Data entries
····················
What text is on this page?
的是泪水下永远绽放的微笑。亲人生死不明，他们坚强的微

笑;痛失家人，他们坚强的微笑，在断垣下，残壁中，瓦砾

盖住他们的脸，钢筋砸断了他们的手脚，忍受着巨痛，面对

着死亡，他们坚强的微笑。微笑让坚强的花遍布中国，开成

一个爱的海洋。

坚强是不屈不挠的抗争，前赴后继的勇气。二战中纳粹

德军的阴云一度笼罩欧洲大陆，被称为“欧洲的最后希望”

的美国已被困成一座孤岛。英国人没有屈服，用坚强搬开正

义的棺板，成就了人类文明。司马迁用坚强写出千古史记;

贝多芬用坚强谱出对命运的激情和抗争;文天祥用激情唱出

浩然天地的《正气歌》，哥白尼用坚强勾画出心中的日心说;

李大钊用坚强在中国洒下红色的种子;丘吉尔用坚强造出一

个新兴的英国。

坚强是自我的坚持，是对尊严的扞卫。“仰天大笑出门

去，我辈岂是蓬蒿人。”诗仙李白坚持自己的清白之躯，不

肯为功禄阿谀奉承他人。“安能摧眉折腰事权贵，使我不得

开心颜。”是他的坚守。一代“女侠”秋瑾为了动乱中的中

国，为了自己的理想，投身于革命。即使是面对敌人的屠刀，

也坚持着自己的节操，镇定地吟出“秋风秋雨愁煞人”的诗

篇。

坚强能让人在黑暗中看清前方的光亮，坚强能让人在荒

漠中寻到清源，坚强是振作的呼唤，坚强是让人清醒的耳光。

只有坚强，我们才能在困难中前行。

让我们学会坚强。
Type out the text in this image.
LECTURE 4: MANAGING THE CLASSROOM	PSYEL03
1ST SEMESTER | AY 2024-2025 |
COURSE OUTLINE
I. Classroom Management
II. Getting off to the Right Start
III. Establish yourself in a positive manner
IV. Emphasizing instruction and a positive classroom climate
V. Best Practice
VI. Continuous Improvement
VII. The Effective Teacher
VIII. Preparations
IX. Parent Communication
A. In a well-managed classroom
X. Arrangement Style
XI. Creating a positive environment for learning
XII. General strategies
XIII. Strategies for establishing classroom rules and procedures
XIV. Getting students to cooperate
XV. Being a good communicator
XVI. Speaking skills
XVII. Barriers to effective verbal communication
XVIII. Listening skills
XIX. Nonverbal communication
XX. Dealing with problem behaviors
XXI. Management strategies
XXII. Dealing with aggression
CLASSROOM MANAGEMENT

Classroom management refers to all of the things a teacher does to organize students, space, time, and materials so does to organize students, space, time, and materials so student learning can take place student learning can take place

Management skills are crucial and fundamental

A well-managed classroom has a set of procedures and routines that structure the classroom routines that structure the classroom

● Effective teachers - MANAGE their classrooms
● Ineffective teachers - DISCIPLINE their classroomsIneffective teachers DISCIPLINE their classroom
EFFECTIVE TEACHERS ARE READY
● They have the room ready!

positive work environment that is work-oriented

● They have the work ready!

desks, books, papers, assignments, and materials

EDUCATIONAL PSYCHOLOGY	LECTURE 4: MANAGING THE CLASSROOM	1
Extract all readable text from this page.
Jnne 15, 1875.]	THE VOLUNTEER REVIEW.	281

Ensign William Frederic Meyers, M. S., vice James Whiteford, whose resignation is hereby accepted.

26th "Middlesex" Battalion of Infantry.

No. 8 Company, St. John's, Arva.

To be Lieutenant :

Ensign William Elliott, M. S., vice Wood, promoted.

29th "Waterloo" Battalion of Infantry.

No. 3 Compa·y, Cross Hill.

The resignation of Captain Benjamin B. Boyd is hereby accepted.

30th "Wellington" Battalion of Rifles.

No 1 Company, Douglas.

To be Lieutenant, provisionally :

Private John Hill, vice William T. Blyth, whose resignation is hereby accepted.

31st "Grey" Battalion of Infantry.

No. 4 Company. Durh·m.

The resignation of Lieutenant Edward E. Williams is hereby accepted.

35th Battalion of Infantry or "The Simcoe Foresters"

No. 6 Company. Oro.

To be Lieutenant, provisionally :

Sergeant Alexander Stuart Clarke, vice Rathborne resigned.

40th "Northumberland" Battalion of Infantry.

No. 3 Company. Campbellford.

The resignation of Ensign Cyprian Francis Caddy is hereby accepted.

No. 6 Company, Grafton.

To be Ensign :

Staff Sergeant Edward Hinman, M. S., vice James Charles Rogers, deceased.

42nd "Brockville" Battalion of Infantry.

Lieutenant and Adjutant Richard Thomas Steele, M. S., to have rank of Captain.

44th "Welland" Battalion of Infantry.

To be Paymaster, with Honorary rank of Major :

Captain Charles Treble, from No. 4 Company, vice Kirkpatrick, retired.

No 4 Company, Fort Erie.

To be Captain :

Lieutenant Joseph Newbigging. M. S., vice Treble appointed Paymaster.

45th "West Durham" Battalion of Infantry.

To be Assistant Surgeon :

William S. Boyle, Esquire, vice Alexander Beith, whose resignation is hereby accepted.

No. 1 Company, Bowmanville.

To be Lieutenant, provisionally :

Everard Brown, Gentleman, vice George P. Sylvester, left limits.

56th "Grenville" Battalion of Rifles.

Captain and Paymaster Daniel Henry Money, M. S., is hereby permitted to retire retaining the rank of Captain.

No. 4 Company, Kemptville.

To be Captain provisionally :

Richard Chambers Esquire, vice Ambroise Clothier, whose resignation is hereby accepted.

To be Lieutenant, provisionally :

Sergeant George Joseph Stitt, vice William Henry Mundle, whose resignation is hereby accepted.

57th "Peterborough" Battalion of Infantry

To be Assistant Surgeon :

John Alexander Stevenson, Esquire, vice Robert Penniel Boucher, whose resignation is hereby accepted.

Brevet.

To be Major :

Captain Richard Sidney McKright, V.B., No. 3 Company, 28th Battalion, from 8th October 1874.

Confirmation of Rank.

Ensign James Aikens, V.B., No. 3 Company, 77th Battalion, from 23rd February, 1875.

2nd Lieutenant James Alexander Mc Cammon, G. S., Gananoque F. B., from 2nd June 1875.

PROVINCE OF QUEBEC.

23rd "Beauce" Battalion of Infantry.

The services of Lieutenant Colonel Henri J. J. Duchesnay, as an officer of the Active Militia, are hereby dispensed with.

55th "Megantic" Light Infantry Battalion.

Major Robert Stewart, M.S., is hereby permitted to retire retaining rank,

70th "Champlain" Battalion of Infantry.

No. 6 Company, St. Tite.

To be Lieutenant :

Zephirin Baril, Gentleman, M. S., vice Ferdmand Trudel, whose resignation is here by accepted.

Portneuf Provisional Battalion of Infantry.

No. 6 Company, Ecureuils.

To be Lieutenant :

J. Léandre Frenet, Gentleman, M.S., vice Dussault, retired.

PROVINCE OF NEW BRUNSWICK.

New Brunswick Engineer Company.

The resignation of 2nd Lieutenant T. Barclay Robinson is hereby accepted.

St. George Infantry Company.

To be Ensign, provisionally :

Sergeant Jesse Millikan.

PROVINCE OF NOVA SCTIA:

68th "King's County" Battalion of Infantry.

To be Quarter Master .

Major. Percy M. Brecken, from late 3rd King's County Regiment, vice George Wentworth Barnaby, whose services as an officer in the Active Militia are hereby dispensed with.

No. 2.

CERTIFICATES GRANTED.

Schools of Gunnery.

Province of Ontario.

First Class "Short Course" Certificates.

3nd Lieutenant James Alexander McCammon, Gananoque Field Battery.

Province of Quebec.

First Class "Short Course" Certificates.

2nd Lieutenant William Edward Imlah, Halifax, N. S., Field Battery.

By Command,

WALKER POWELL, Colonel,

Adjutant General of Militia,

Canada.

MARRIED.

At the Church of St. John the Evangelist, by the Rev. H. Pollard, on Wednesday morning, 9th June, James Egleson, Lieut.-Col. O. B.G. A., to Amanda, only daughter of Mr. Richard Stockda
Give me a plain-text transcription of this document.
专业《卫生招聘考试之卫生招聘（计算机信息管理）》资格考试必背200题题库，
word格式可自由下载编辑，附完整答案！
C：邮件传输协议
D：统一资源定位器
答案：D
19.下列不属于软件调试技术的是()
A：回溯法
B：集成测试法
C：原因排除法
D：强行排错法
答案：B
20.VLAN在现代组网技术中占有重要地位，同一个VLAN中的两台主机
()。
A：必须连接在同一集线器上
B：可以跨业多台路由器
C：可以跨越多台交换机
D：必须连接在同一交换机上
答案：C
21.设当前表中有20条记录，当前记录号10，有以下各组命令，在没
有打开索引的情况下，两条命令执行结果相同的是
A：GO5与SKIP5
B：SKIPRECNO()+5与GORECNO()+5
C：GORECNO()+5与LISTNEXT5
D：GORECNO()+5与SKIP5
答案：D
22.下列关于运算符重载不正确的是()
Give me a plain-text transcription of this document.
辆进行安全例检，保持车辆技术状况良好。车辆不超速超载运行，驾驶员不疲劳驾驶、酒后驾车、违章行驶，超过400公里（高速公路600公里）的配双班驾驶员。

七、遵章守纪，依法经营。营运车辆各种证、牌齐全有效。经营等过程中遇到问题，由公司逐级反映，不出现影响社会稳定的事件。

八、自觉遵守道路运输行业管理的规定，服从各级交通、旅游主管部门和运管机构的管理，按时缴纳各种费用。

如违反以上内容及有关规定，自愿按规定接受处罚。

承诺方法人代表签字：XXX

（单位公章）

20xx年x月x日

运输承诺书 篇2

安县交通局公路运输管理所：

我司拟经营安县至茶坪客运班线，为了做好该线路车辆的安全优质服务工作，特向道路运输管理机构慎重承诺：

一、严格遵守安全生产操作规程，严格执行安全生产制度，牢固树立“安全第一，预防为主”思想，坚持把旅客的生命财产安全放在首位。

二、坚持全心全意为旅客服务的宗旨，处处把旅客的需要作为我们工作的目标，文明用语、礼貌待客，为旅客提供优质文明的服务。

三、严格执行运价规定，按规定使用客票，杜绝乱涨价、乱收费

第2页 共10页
····················
● YOUR OBJECTIVE: In the entries above, locate every line with the word "have" and copy it.

● OUTPUT OF THE TASK:
● They have the room ready!
● They have the work ready!
Lieutenant and Adjutant Richard Thomas Steele, M. S., to have rank of Captain.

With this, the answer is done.